** Goal of the exercise **
Copy out every row that follows with each occurrence of "actual-point" changed to "data-point" and everything else left exactly the same. Leave out the pictures.

** Supplied data **
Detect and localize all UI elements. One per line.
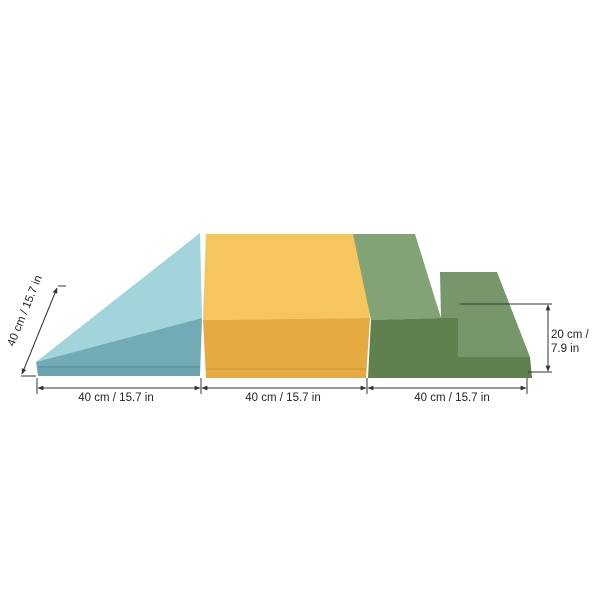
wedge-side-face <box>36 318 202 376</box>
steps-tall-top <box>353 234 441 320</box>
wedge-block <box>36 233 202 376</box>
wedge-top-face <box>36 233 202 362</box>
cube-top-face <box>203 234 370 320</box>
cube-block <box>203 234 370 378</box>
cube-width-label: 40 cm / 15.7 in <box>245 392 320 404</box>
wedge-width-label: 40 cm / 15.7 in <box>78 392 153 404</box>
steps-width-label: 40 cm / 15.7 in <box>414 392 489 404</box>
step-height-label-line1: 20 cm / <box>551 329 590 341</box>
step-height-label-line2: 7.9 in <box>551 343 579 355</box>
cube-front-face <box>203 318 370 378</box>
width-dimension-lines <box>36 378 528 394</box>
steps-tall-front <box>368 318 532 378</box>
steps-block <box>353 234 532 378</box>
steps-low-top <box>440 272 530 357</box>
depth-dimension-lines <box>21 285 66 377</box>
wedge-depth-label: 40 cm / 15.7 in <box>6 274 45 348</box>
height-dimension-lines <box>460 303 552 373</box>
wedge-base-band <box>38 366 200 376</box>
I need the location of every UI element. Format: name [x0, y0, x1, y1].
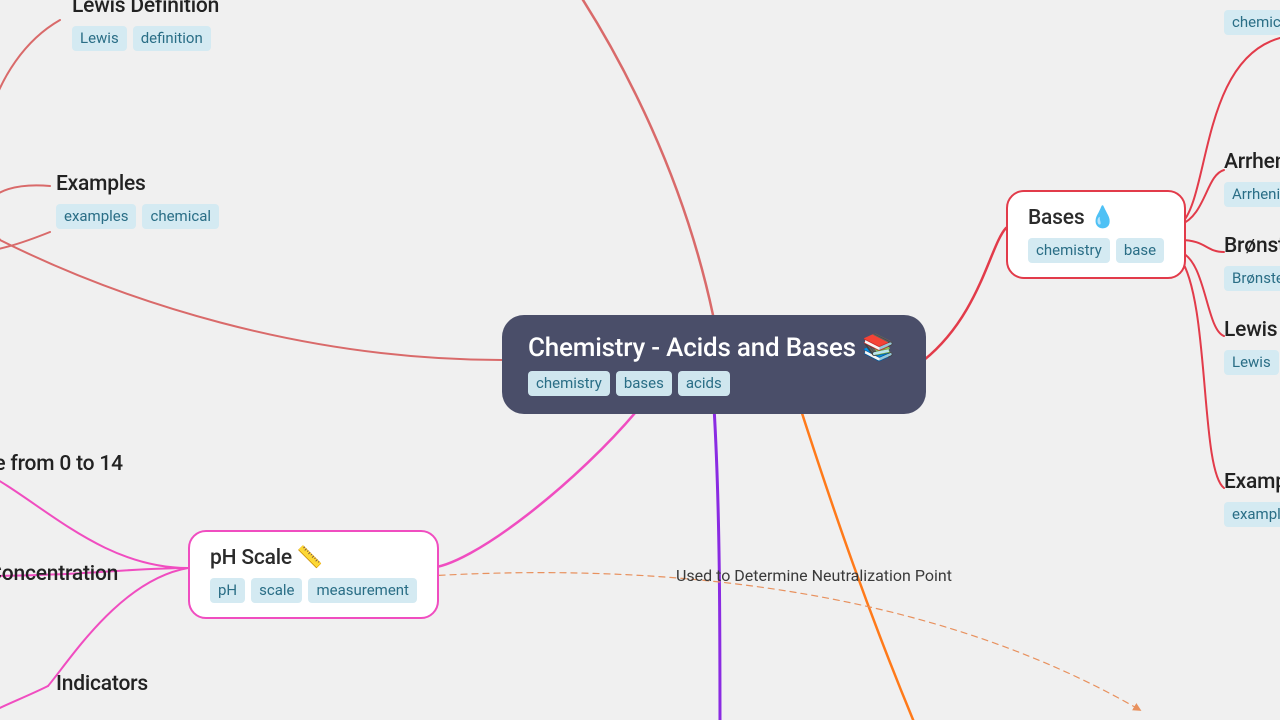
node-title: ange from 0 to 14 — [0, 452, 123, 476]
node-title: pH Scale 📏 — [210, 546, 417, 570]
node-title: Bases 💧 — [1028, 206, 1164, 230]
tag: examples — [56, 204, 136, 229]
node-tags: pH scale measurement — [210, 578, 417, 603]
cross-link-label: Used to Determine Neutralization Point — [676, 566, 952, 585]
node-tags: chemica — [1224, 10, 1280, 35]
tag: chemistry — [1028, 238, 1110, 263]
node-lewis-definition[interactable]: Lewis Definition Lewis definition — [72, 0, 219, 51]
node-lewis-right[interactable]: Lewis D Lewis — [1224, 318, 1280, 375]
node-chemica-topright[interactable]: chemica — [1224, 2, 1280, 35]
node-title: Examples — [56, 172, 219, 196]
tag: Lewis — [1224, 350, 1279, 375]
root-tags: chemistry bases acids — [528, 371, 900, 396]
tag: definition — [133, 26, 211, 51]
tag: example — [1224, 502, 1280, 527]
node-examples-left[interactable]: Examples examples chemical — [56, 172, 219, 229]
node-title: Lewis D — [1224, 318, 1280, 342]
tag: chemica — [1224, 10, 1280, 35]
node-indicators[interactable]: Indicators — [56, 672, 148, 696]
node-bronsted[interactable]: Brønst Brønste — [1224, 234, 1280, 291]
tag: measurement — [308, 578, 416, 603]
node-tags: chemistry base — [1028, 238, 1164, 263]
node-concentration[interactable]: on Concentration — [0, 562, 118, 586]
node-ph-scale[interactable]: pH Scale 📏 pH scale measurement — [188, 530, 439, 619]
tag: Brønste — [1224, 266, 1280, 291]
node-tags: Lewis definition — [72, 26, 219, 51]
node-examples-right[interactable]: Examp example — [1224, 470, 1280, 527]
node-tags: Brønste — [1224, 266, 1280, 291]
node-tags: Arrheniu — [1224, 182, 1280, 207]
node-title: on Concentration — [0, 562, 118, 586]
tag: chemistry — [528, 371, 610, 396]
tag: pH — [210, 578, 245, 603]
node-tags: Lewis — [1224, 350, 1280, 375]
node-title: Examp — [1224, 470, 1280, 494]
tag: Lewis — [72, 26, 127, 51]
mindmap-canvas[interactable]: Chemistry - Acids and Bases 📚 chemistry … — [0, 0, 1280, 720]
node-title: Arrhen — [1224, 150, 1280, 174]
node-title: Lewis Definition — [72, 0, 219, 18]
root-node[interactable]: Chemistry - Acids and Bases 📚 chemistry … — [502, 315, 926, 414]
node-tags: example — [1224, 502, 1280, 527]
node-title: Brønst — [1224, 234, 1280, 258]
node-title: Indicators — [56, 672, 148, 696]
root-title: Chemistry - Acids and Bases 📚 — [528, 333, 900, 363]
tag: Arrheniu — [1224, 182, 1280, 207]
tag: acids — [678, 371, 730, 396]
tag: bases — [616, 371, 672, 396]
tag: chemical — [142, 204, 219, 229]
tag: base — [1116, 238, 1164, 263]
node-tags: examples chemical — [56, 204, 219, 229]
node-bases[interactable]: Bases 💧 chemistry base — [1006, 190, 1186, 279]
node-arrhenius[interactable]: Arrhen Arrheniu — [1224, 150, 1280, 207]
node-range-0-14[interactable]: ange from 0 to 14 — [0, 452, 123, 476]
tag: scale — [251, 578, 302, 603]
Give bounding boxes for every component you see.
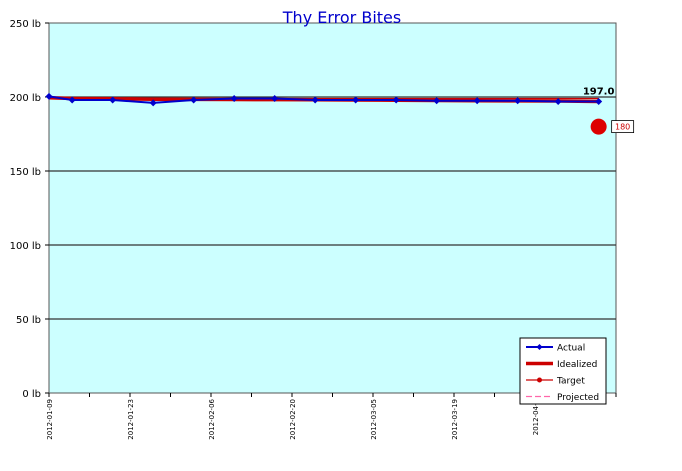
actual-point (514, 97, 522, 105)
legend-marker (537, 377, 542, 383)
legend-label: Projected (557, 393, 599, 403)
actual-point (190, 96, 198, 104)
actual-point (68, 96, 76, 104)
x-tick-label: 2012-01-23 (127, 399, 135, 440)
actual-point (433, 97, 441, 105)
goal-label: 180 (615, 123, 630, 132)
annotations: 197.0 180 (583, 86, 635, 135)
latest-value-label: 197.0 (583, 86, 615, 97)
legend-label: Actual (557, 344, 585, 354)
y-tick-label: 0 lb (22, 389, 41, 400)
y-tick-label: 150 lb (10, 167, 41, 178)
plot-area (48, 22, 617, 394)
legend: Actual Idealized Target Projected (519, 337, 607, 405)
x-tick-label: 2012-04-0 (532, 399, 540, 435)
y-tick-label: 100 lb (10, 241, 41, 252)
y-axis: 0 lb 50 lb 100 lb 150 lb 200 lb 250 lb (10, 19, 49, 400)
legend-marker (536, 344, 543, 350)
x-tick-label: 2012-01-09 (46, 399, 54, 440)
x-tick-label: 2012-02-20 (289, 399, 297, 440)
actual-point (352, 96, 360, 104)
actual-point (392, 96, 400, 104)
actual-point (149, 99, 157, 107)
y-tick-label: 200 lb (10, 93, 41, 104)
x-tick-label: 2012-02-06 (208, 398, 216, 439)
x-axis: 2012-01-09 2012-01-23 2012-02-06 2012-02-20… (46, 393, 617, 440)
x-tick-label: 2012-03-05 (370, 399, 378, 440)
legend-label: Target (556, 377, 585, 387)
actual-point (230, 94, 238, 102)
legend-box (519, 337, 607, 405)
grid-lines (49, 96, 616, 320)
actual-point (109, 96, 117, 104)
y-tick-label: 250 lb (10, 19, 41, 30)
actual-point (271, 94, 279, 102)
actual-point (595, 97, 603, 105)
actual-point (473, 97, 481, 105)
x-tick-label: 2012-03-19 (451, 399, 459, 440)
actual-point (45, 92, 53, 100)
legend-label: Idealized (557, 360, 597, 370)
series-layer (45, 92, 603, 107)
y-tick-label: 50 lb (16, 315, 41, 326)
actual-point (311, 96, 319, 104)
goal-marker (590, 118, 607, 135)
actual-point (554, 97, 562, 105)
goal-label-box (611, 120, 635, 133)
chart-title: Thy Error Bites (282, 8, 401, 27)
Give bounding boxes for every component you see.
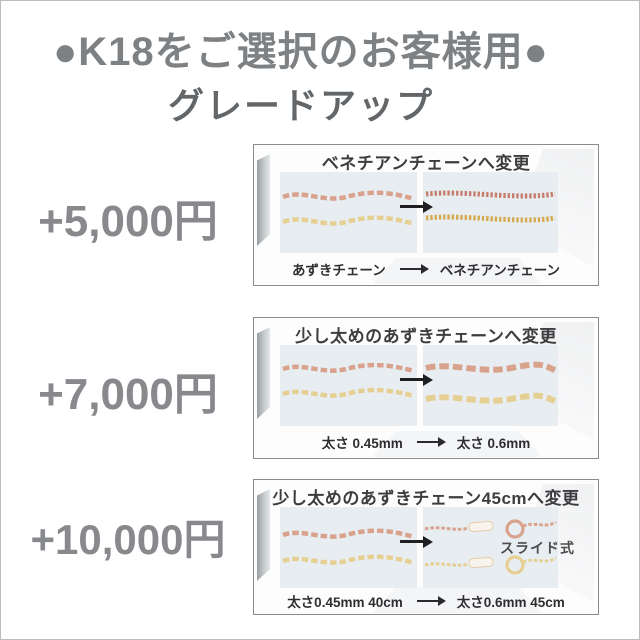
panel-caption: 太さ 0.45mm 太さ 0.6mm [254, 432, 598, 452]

** Reply **
Detect and localize all UI elements. One per line.
wedge-side-face <box>36 318 202 376</box>
steps-tall-top <box>353 234 441 320</box>
wedge-block <box>36 233 202 376</box>
wedge-top-face <box>36 233 202 362</box>
cube-top-face <box>203 234 370 320</box>
cube-block <box>203 234 370 378</box>
cube-width-label: 40 cm / 15.7 in <box>245 392 320 404</box>
wedge-width-label: 40 cm / 15.7 in <box>78 392 153 404</box>
steps-width-label: 40 cm / 15.7 in <box>414 392 489 404</box>
step-height-label-line1: 20 cm / <box>551 329 590 341</box>
step-height-label-line2: 7.9 in <box>551 343 579 355</box>
cube-front-face <box>203 318 370 378</box>
width-dimension-lines <box>36 378 528 394</box>
steps-tall-front <box>368 318 532 378</box>
steps-block <box>353 234 532 378</box>
steps-low-top <box>440 272 530 357</box>
depth-dimension-lines <box>21 285 66 377</box>
wedge-depth-label: 40 cm / 15.7 in <box>6 274 45 348</box>
height-dimension-lines <box>460 303 552 373</box>
wedge-base-band <box>38 366 200 376</box>
I need the location of every UI element. Format: name [x0, y0, x1, y1].
node-title: ange from 0 to 14 — [0, 452, 123, 476]
node-title: pH Scale 📏 — [210, 546, 417, 570]
node-title: Bases 💧 — [1028, 206, 1164, 230]
tag: examples — [56, 204, 136, 229]
node-tags: pH scale measurement — [210, 578, 417, 603]
cross-link-label: Used to Determine Neutralization Point — [676, 566, 952, 585]
node-tags: chemica — [1224, 10, 1280, 35]
tag: chemistry — [1028, 238, 1110, 263]
node-lewis-definition[interactable]: Lewis Definition Lewis definition — [72, 0, 219, 51]
node-lewis-right[interactable]: Lewis D Lewis — [1224, 318, 1280, 375]
node-chemica-topright[interactable]: chemica — [1224, 2, 1280, 35]
node-title: Examples — [56, 172, 219, 196]
tag: Lewis — [1224, 350, 1279, 375]
root-tags: chemistry bases acids — [528, 371, 900, 396]
tag: definition — [133, 26, 211, 51]
tag: example — [1224, 502, 1280, 527]
node-examples-left[interactable]: Examples examples chemical — [56, 172, 219, 229]
node-title: Lewis D — [1224, 318, 1280, 342]
tag: chemica — [1224, 10, 1280, 35]
node-indicators[interactable]: Indicators — [56, 672, 148, 696]
node-bronsted[interactable]: Brønst Brønste — [1224, 234, 1280, 291]
tag: measurement — [308, 578, 416, 603]
node-tags: chemistry base — [1028, 238, 1164, 263]
node-concentration[interactable]: on Concentration — [0, 562, 118, 586]
node-ph-scale[interactable]: pH Scale 📏 pH scale measurement — [188, 530, 439, 619]
tag: Brønste — [1224, 266, 1280, 291]
node-tags: Lewis definition — [72, 26, 219, 51]
node-examples-right[interactable]: Examp example — [1224, 470, 1280, 527]
node-tags: Brønste — [1224, 266, 1280, 291]
node-tags: Arrheniu — [1224, 182, 1280, 207]
node-title: on Concentration — [0, 562, 118, 586]
tag: chemistry — [528, 371, 610, 396]
tag: pH — [210, 578, 245, 603]
node-tags: Lewis — [1224, 350, 1280, 375]
node-title: Examp — [1224, 470, 1280, 494]
tag: Lewis — [72, 26, 127, 51]
mindmap-canvas[interactable]: Chemistry - Acids and Bases 📚 chemistry … — [0, 0, 1280, 720]
node-title: Arrhen — [1224, 150, 1280, 174]
node-title: Lewis Definition — [72, 0, 219, 18]
root-node[interactable]: Chemistry - Acids and Bases 📚 chemistry … — [502, 315, 926, 414]
node-tags: example — [1224, 502, 1280, 527]
node-title: Brønst — [1224, 234, 1280, 258]
node-title: Indicators — [56, 672, 148, 696]
root-title: Chemistry - Acids and Bases 📚 — [528, 333, 900, 363]
tag: Arrheniu — [1224, 182, 1280, 207]
tag: acids — [678, 371, 730, 396]
tag: bases — [616, 371, 672, 396]
tag: chemical — [142, 204, 219, 229]
tag: base — [1116, 238, 1164, 263]
node-tags: examples chemical — [56, 204, 219, 229]
node-bases[interactable]: Bases 💧 chemistry base — [1006, 190, 1186, 279]
node-arrhenius[interactable]: Arrhen Arrheniu — [1224, 150, 1280, 207]
node-range-0-14[interactable]: ange from 0 to 14 — [0, 452, 123, 476]
tag: scale — [251, 578, 302, 603]
Give bounding boxes for every component you see.
data-point (514, 97, 522, 105)
legend-marker (537, 377, 542, 383)
legend-label: Projected (557, 393, 599, 403)
data-point (190, 96, 198, 104)
data-point (68, 96, 76, 104)
x-tick-label: 2012-01-23 (127, 399, 135, 440)
data-point (433, 97, 441, 105)
goal-label: 180 (615, 123, 630, 132)
annotations: 197.0 180 (583, 86, 635, 135)
latest-value-label: 197.0 (583, 86, 615, 97)
legend-label: Actual (557, 344, 585, 354)
y-tick-label: 0 lb (22, 389, 41, 400)
y-tick-label: 150 lb (10, 167, 41, 178)
plot-area (48, 22, 617, 394)
legend: Actual Idealized Target Projected (519, 337, 607, 405)
x-tick-label: 2012-04-0 (532, 399, 540, 435)
y-tick-label: 100 lb (10, 241, 41, 252)
y-axis: 0 lb 50 lb 100 lb 150 lb 200 lb 250 lb (10, 19, 49, 400)
legend-marker (536, 344, 543, 350)
x-tick-label: 2012-01-09 (46, 399, 54, 440)
x-tick-label: 2012-02-20 (289, 399, 297, 440)
data-point (352, 96, 360, 104)
data-point (392, 96, 400, 104)
data-point (149, 99, 157, 107)
y-tick-label: 200 lb (10, 93, 41, 104)
x-tick-label: 2012-02-06 (208, 398, 216, 439)
x-axis: 2012-01-09 2012-01-23 2012-02-06 2012-02-20… (46, 393, 617, 440)
x-tick-label: 2012-03-05 (370, 399, 378, 440)
legend-label: Target (556, 377, 585, 387)
data-point (230, 94, 238, 102)
legend-box (519, 337, 607, 405)
grid-lines (49, 96, 616, 320)
data-point (109, 96, 117, 104)
y-tick-label: 250 lb (10, 19, 41, 30)
data-point (271, 94, 279, 102)
data-point (595, 97, 603, 105)
data-point (473, 97, 481, 105)
x-tick-label: 2012-03-19 (451, 399, 459, 440)
data-point (45, 92, 53, 100)
legend-label: Idealized (557, 360, 597, 370)
series-layer (45, 92, 603, 107)
y-tick-label: 50 lb (16, 315, 41, 326)
data-point (311, 96, 319, 104)
goal-marker (590, 118, 607, 135)
data-point (554, 97, 562, 105)
goal-label-box (611, 120, 635, 133)
chart-title: Thy Error Bites (282, 8, 401, 27)
Give bounding boxes for every component you see.
panel-caption: 太さ 0.45mm 太さ 0.6mm [254, 432, 598, 452]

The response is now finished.